- **EXERCISE INSTRUCTIONS**
For the material that follows, list every line containing the word "name".

- **SOURCE MATERIAL**
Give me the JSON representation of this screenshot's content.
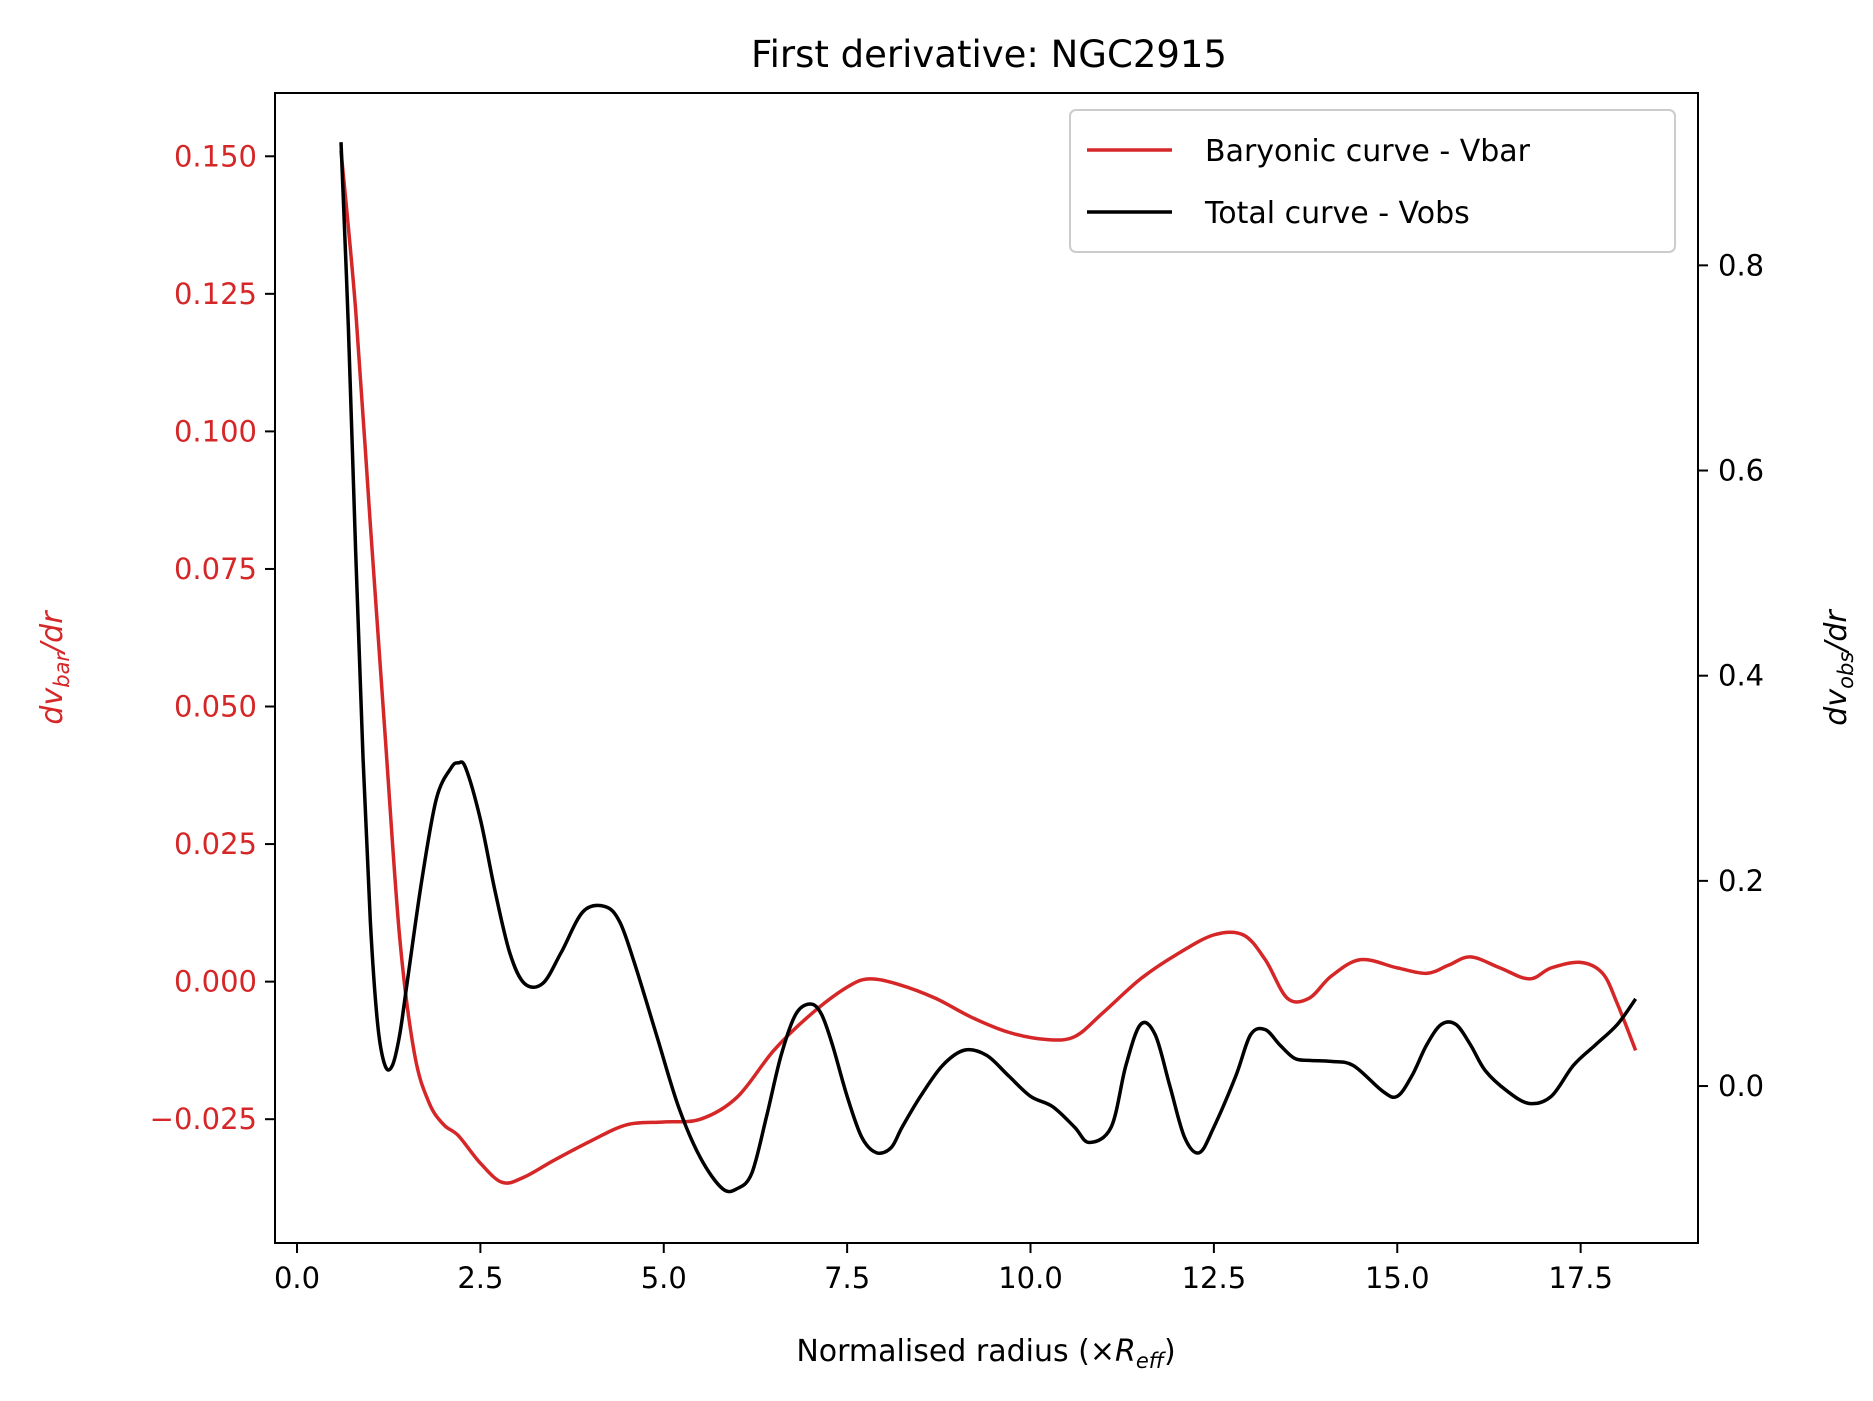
{
  "chart_data": {
    "type": "line",
    "title": "First derivative: NGC2915",
    "xlabel": {
      "text": "Normalised radius (×",
      "var": "R",
      "sub": "eff",
      "close": ")"
    },
    "ylabel_left": {
      "d": "dv",
      "sub": "bar",
      "tail": "/dr"
    },
    "ylabel_right": {
      "d": "dv",
      "sub": "obs",
      "tail": "/dr"
    },
    "xlim": [
      -0.3,
      19.1
    ],
    "ylim_left": [
      -0.0475,
      0.1615
    ],
    "ylim_right": [
      -0.153,
      0.968
    ],
    "x_ticks": [
      0.0,
      2.5,
      5.0,
      7.5,
      10.0,
      12.5,
      15.0,
      17.5
    ],
    "x_tick_labels": [
      "0.0",
      "2.5",
      "5.0",
      "7.5",
      "10.0",
      "12.5",
      "15.0",
      "17.5"
    ],
    "y_left_ticks": [
      -0.025,
      0.0,
      0.025,
      0.05,
      0.075,
      0.1,
      0.125,
      0.15
    ],
    "y_left_tick_labels": [
      "−0.025",
      "0.000",
      "0.025",
      "0.050",
      "0.075",
      "0.100",
      "0.125",
      "0.150"
    ],
    "y_right_ticks": [
      0.0,
      0.2,
      0.4,
      0.6,
      0.8
    ],
    "y_right_tick_labels": [
      "0.0",
      "0.2",
      "0.4",
      "0.6",
      "0.8"
    ],
    "legend_position": "upper right",
    "grid": false,
    "colors": {
      "bar": "#d62728",
      "obs": "#000000"
    },
    "series": [
      {
        "name": "Baryonic curve - Vbar",
        "axis": "left",
        "color": "#d62728",
        "x": [
          0.6,
          0.8,
          1.0,
          1.2,
          1.4,
          1.6,
          1.8,
          2.0,
          2.2,
          2.5,
          2.8,
          3.1,
          3.5,
          4.0,
          4.5,
          5.0,
          5.5,
          6.0,
          6.5,
          7.0,
          7.5,
          7.8,
          8.2,
          8.7,
          9.2,
          9.7,
          10.2,
          10.6,
          11.0,
          11.5,
          12.0,
          12.5,
          12.9,
          13.2,
          13.5,
          13.8,
          14.1,
          14.5,
          15.0,
          15.4,
          15.7,
          16.0,
          16.4,
          16.8,
          17.1,
          17.5,
          17.8,
          18.0,
          18.25
        ],
        "y": [
          0.151,
          0.122,
          0.083,
          0.045,
          0.008,
          -0.013,
          -0.022,
          -0.026,
          -0.028,
          -0.033,
          -0.0365,
          -0.0355,
          -0.0325,
          -0.029,
          -0.026,
          -0.0255,
          -0.025,
          -0.021,
          -0.0125,
          -0.006,
          -0.001,
          0.0005,
          -0.0005,
          -0.003,
          -0.0065,
          -0.0092,
          -0.0105,
          -0.01,
          -0.0055,
          0.0005,
          0.005,
          0.0085,
          0.0085,
          0.004,
          -0.003,
          -0.003,
          0.001,
          0.004,
          0.0025,
          0.0015,
          0.003,
          0.0045,
          0.0025,
          0.0005,
          0.0025,
          0.0035,
          0.0015,
          -0.004,
          -0.0125
        ]
      },
      {
        "name": "Total curve - Vobs",
        "axis": "right",
        "color": "#000000",
        "x": [
          0.6,
          0.7,
          0.8,
          0.9,
          1.0,
          1.1,
          1.2,
          1.3,
          1.4,
          1.5,
          1.7,
          1.9,
          2.1,
          2.2,
          2.3,
          2.5,
          2.7,
          2.9,
          3.1,
          3.35,
          3.6,
          3.9,
          4.2,
          4.4,
          4.6,
          4.9,
          5.2,
          5.5,
          5.8,
          6.0,
          6.2,
          6.4,
          6.6,
          6.8,
          7.0,
          7.15,
          7.3,
          7.5,
          7.7,
          7.9,
          8.1,
          8.25,
          8.5,
          8.8,
          9.1,
          9.4,
          9.7,
          10.0,
          10.3,
          10.6,
          10.8,
          11.1,
          11.3,
          11.5,
          11.7,
          11.9,
          12.1,
          12.3,
          12.5,
          12.8,
          13.0,
          13.2,
          13.4,
          13.6,
          13.8,
          14.1,
          14.4,
          14.8,
          15.0,
          15.2,
          15.4,
          15.6,
          15.8,
          16.0,
          16.2,
          16.5,
          16.8,
          17.1,
          17.4,
          17.7,
          18.0,
          18.25
        ],
        "y": [
          0.92,
          0.74,
          0.52,
          0.32,
          0.16,
          0.06,
          0.02,
          0.02,
          0.05,
          0.1,
          0.2,
          0.28,
          0.31,
          0.315,
          0.31,
          0.26,
          0.19,
          0.13,
          0.1,
          0.1,
          0.13,
          0.17,
          0.175,
          0.16,
          0.12,
          0.05,
          -0.02,
          -0.07,
          -0.1,
          -0.1,
          -0.085,
          -0.03,
          0.03,
          0.07,
          0.08,
          0.07,
          0.04,
          -0.01,
          -0.05,
          -0.065,
          -0.06,
          -0.04,
          -0.01,
          0.02,
          0.035,
          0.03,
          0.01,
          -0.01,
          -0.02,
          -0.04,
          -0.055,
          -0.04,
          0.02,
          0.06,
          0.05,
          0.0,
          -0.05,
          -0.065,
          -0.04,
          0.01,
          0.05,
          0.055,
          0.04,
          0.027,
          0.025,
          0.024,
          0.02,
          -0.005,
          -0.01,
          0.01,
          0.04,
          0.06,
          0.06,
          0.04,
          0.015,
          -0.005,
          -0.017,
          -0.01,
          0.02,
          0.04,
          0.06,
          0.085
        ]
      }
    ]
  }
}
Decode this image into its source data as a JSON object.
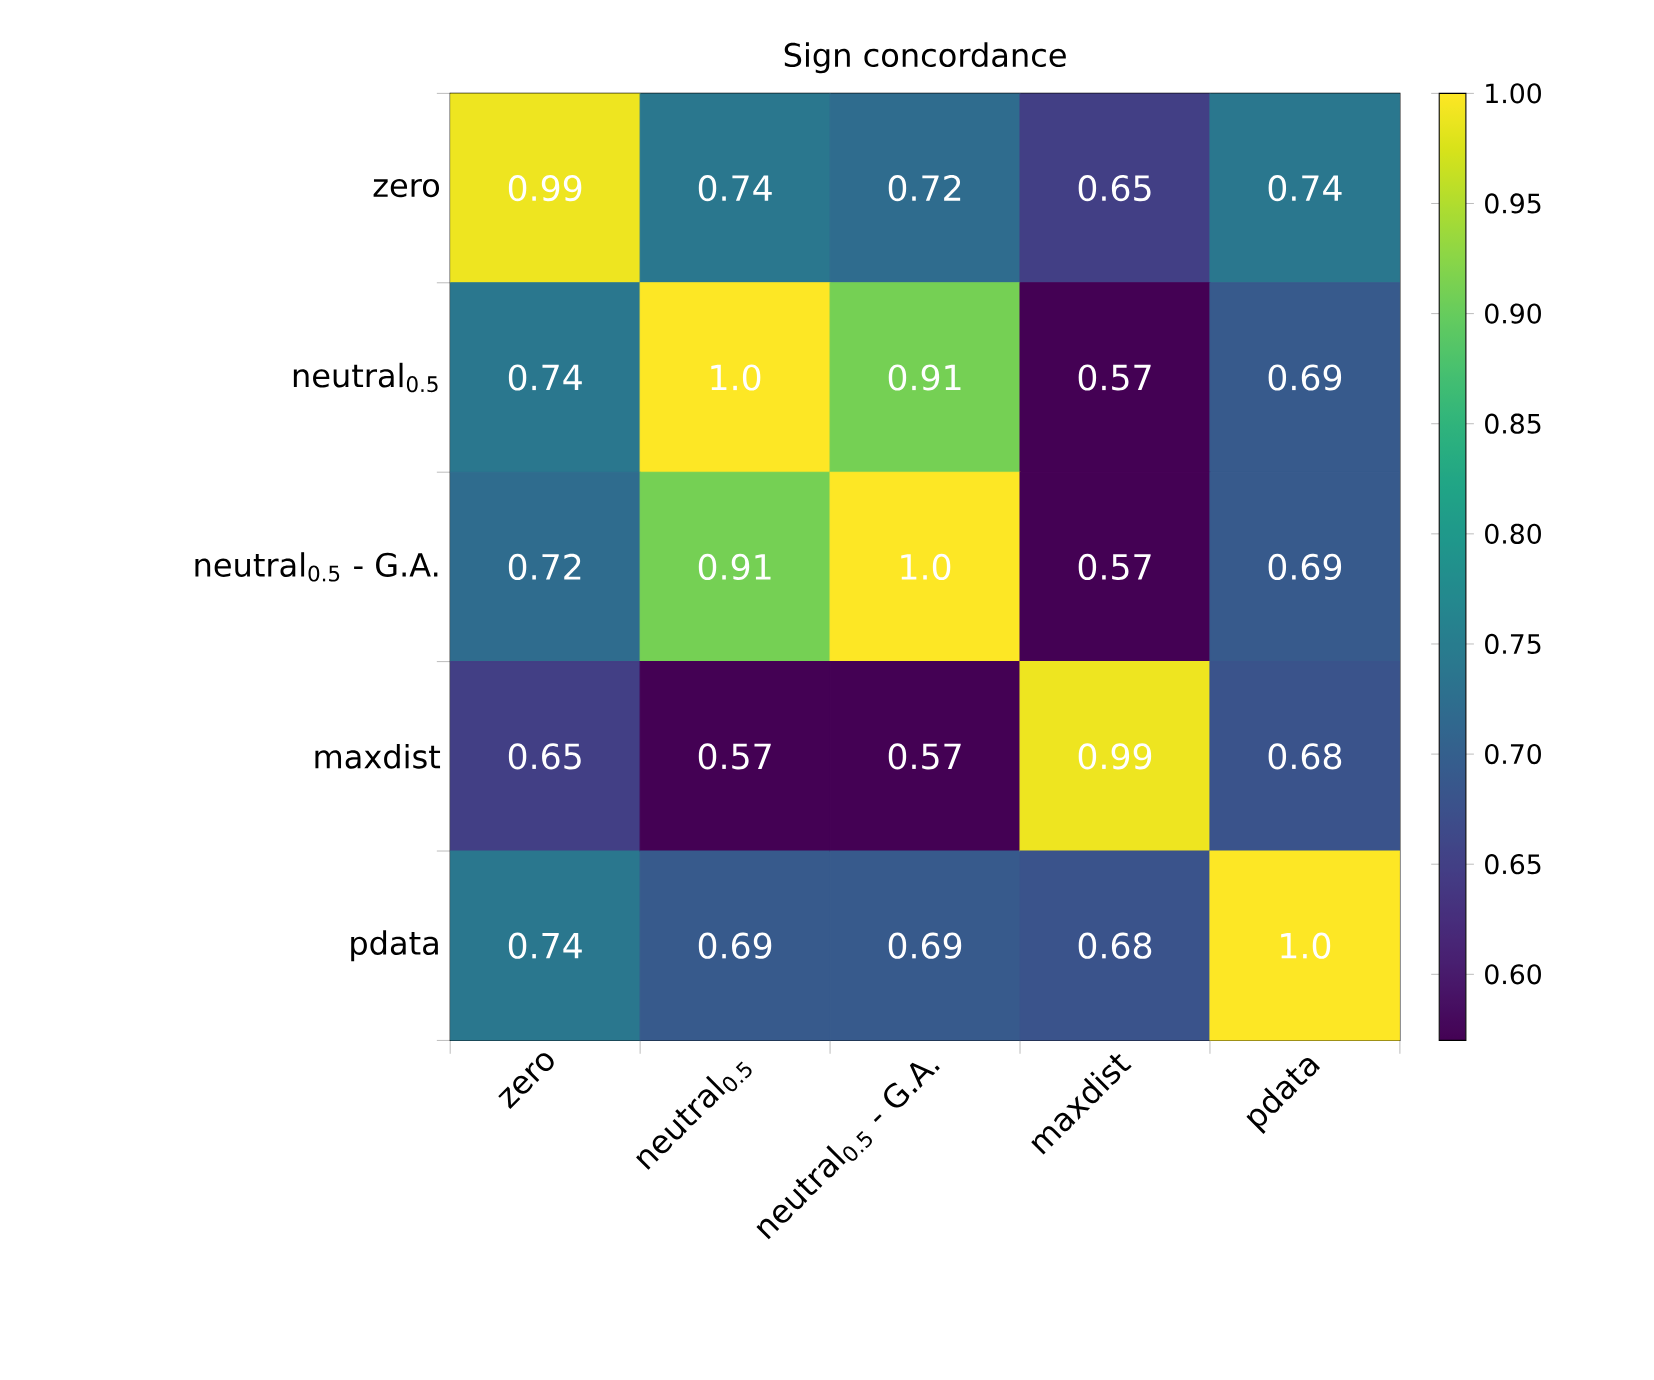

- **EXPECTED ANSWER**
        "name": "Baryonic curve - Vbar",
        "name": "Total curve - Vobs",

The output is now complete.